# Exercise
Return all the data, word for word.
━━━ Stored rows
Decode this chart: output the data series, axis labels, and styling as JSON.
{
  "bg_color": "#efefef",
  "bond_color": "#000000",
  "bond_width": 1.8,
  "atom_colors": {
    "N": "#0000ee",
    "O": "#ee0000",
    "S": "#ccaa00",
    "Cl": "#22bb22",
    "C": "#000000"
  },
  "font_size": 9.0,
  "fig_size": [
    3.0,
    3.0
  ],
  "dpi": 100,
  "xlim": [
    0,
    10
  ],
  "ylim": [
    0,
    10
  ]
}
━━━━━━
# Written response
Decode this chart: output the data series, axis labels, and styling as JSON.
{
  "bg_color": "#efefef",
  "bond_color": "#000000",
  "bond_width": 1.8,
  "atom_colors": {
    "N": "#0000ee",
    "O": "#ee0000",
    "S": "#ccaa00",
    "Cl": "#22bb22",
    "C": "#000000"
  },
  "font_size": 9.0,
  "fig_size": [
    3.0,
    3.0
  ],
  "dpi": 100,
  "xlim": [
    0,
    10
  ],
  "ylim": [
    0,
    10
  ]
}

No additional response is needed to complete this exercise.